= What needs to be done =
Each entry should be quoted word for word, including every mark of punctuation.

[Collected data entries]
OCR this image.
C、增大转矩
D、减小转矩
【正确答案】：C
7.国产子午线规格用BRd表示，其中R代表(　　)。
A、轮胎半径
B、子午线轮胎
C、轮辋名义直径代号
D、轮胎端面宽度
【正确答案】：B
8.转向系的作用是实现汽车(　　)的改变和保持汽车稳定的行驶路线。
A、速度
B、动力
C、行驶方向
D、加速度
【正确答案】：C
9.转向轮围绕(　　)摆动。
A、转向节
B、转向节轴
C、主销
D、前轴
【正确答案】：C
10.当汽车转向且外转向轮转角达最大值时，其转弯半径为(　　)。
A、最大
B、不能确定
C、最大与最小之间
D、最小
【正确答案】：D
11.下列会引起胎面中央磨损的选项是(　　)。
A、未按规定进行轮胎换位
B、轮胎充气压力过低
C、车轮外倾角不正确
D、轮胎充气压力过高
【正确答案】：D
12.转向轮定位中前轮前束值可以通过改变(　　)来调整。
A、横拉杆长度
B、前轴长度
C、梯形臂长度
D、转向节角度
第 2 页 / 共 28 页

= Answer to the task =
OCR this image.
C、增大转矩
D、减小转矩
【正确答案】：C
7.国产子午线规格用BRd表示，其中R代表(　　)。
A、轮胎半径
B、子午线轮胎
C、轮辋名义直径代号
D、轮胎端面宽度
【正确答案】：B
8.转向系的作用是实现汽车(　　)的改变和保持汽车稳定的行驶路线。
A、速度
B、动力
C、行驶方向
D、加速度
【正确答案】：C
9.转向轮围绕(　　)摆动。
A、转向节
B、转向节轴
C、主销
D、前轴
【正确答案】：C
10.当汽车转向且外转向轮转角达最大值时，其转弯半径为(　　)。
A、最大
B、不能确定
C、最大与最小之间
D、最小
【正确答案】：D
11.下列会引起胎面中央磨损的选项是(　　)。
A、未按规定进行轮胎换位
B、轮胎充气压力过低
C、车轮外倾角不正确
D、轮胎充气压力过高
【正确答案】：D
12.转向轮定位中前轮前束值可以通过改变(　　)来调整。
A、横拉杆长度
B、前轴长度
C、梯形臂长度
D、转向节角度
第 2 页 / 共 28 页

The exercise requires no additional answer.